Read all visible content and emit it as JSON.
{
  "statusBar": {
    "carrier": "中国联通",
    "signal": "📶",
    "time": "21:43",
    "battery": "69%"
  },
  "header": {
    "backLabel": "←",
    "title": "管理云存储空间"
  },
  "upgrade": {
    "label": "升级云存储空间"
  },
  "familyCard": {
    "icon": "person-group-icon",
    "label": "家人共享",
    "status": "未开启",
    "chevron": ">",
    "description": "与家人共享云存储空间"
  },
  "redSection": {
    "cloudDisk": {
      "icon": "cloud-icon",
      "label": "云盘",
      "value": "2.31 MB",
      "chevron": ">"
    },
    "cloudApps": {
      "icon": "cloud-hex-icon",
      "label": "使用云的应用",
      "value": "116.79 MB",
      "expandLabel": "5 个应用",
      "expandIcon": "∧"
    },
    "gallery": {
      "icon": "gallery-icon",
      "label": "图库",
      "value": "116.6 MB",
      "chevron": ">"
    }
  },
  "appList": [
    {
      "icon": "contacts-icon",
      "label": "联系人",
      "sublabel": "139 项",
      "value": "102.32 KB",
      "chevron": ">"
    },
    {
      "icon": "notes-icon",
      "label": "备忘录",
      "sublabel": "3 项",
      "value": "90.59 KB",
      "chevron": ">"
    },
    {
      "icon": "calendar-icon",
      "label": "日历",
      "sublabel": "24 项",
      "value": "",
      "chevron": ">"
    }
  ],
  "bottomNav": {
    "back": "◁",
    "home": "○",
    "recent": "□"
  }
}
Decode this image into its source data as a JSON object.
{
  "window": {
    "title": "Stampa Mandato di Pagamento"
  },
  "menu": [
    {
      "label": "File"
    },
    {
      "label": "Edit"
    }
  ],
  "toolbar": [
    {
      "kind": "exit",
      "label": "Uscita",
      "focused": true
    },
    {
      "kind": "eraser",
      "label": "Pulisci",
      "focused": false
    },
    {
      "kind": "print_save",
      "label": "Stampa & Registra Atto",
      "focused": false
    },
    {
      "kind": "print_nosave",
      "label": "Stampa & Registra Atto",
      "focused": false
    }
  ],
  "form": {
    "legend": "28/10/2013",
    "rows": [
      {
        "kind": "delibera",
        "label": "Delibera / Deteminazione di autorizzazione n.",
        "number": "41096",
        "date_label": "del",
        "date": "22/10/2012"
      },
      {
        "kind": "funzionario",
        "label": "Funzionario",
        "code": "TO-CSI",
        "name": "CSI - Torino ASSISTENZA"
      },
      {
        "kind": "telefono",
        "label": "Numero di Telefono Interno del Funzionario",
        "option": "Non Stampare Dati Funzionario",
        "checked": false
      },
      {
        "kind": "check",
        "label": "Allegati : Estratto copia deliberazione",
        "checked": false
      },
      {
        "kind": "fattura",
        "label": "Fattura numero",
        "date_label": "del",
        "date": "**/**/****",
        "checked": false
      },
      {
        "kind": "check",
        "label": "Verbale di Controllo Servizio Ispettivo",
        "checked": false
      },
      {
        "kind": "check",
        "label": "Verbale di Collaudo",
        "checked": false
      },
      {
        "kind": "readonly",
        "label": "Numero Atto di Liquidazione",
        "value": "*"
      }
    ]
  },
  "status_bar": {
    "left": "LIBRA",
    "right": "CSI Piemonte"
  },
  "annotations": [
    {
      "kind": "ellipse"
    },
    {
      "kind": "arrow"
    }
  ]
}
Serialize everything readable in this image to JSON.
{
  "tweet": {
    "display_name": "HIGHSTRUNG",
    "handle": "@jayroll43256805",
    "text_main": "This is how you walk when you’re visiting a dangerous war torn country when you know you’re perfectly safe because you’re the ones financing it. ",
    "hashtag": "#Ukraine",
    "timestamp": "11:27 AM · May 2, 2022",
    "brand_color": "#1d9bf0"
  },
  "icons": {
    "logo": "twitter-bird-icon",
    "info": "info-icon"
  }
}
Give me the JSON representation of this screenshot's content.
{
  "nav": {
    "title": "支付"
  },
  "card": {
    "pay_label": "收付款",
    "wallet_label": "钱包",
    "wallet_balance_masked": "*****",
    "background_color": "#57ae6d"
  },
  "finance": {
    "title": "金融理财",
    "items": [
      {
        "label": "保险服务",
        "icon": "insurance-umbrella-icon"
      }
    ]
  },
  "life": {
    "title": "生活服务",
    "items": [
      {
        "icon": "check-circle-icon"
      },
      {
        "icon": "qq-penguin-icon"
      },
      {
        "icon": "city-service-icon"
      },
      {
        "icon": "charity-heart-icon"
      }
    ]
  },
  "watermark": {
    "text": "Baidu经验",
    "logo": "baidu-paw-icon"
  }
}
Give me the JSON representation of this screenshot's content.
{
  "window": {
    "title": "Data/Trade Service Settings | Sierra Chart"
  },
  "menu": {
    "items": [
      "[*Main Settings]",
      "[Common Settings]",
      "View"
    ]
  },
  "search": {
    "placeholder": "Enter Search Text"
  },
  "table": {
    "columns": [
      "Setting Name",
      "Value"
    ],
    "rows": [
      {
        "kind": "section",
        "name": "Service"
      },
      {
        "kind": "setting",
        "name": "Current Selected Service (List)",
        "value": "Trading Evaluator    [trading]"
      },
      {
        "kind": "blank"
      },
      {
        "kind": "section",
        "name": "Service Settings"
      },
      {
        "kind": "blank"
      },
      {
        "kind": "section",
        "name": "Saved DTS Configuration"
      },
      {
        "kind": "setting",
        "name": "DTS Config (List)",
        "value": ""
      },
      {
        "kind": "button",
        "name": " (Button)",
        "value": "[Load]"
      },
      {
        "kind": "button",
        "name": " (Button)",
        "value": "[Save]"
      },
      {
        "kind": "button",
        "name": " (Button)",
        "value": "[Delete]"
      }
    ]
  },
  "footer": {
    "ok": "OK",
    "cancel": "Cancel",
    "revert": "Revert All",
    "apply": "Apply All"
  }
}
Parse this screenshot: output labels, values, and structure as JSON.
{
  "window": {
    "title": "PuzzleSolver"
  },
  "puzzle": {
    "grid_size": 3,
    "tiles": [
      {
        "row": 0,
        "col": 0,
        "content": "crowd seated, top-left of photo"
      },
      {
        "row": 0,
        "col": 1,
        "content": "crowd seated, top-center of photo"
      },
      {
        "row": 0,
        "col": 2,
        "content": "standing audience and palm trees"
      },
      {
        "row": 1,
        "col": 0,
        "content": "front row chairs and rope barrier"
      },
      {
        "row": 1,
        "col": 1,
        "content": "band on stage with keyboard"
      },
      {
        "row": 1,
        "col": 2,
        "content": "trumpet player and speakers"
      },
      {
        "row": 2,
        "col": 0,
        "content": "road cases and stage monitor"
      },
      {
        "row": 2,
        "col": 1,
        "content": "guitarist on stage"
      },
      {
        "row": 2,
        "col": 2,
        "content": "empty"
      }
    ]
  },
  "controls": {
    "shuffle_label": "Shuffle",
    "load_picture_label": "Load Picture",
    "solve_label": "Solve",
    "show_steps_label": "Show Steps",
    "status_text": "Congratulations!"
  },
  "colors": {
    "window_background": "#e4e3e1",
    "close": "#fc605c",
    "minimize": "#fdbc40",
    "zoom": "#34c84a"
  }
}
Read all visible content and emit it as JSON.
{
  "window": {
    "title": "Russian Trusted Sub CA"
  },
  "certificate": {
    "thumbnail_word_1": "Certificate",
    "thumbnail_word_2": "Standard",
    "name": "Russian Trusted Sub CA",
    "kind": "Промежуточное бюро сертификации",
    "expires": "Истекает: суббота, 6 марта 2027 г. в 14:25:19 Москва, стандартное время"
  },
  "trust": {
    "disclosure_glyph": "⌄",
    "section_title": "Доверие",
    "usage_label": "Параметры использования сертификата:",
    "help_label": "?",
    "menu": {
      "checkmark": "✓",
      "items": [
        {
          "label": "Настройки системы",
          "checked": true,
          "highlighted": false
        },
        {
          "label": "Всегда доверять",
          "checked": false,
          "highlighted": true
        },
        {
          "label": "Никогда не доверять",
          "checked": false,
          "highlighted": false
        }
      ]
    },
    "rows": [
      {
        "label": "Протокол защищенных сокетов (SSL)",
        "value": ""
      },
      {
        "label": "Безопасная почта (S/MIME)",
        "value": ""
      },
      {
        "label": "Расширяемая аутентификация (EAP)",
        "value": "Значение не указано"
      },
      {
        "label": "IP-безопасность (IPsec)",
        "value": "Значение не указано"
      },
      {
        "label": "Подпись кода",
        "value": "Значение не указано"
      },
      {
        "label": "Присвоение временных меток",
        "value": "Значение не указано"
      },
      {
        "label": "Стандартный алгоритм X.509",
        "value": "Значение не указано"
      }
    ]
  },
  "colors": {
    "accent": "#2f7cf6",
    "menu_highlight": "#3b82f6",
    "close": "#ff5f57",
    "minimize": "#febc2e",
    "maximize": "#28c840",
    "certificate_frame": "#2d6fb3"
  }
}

**WHAT TO WORK ON**
Copy all lines of the material above where the string "Verbale" occurs.

**RESULT OF THE TASK**
        "label": "Verbale di Controllo Servizio Ispettivo",
        "label": "Verbale di Collaudo",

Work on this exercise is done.